(Element box records)
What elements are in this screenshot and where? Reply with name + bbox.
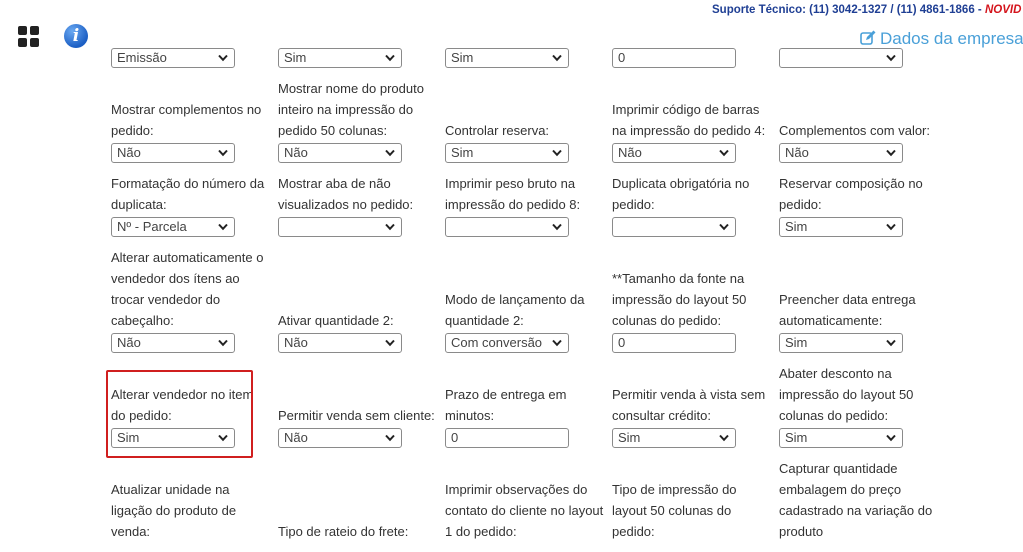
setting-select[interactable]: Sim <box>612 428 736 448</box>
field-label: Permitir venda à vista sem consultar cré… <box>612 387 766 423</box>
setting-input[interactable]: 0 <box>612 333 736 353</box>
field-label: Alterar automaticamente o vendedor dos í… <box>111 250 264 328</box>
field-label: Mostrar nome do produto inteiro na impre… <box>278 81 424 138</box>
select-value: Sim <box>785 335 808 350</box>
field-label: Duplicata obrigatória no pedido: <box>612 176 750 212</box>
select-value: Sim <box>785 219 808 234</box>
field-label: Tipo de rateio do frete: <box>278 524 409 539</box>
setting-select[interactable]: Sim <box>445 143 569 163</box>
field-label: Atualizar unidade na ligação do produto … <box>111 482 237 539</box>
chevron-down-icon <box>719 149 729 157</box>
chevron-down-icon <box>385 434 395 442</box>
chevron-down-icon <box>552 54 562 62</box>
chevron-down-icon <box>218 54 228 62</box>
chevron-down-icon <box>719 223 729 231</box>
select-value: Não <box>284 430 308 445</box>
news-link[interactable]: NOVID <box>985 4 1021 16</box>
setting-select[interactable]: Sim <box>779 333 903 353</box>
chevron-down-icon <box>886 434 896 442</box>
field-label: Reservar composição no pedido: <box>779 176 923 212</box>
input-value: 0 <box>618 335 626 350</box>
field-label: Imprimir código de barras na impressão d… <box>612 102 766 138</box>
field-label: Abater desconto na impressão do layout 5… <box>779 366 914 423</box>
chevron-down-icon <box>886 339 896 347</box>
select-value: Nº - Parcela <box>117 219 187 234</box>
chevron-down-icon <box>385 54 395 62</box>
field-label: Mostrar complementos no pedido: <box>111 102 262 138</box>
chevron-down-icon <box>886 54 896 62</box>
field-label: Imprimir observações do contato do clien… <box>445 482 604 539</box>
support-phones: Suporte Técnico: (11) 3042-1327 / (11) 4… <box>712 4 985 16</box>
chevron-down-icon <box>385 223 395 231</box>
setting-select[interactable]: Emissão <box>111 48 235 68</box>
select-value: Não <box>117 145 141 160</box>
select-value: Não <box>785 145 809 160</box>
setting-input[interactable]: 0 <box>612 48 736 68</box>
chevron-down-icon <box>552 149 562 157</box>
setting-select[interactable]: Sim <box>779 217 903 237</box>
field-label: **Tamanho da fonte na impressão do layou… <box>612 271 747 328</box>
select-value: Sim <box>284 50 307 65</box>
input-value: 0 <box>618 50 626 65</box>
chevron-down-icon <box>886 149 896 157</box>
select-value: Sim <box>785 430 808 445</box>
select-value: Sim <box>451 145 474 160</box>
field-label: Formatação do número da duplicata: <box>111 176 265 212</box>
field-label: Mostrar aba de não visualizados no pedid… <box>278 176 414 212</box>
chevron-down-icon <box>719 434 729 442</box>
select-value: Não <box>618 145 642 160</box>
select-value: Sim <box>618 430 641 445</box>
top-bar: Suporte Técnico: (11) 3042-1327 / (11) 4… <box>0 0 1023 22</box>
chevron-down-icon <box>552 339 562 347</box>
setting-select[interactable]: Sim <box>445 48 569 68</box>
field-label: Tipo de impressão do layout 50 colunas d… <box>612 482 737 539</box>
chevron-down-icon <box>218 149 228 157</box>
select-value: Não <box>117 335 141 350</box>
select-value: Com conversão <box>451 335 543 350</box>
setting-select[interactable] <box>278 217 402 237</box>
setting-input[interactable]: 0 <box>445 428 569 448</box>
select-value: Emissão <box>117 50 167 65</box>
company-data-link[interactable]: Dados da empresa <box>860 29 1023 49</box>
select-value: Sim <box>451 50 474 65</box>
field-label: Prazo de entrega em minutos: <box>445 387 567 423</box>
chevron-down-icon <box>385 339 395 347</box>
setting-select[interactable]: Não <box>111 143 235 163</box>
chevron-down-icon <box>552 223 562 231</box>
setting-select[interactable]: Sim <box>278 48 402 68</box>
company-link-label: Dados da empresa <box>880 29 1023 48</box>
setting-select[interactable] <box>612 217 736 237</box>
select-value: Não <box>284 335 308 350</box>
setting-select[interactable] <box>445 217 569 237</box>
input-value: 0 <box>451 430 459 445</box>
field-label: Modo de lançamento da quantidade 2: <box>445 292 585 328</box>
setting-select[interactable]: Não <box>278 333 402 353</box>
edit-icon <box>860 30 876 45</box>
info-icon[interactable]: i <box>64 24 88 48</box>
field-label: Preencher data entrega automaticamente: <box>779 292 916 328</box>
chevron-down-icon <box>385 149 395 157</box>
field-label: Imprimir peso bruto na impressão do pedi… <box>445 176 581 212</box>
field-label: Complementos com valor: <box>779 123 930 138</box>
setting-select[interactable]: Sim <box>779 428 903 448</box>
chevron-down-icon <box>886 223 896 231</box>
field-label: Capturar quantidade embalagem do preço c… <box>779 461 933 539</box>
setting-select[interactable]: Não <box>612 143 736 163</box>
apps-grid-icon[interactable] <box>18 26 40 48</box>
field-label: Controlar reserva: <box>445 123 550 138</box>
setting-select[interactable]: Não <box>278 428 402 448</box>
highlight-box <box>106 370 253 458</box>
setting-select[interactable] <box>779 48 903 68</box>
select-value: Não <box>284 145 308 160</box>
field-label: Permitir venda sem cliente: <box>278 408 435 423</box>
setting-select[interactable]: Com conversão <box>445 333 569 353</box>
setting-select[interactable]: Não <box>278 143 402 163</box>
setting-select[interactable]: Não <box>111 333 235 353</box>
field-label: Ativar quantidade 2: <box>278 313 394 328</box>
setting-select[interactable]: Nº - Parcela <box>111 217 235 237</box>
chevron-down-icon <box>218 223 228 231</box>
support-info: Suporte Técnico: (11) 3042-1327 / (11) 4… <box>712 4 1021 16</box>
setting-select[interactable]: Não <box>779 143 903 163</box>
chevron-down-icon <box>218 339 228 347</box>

* _Objective_: Locate each line in the items above that contains the string "support", and copy those lines in full.

* _Answer in full_:
support-phones: Suporte Técnico: (11) 3042-1327 / (11) 4… <box>712 4 985 16</box>
support-info: Suporte Técnico: (11) 3042-1327 / (11) 4… <box>712 4 1021 16</box>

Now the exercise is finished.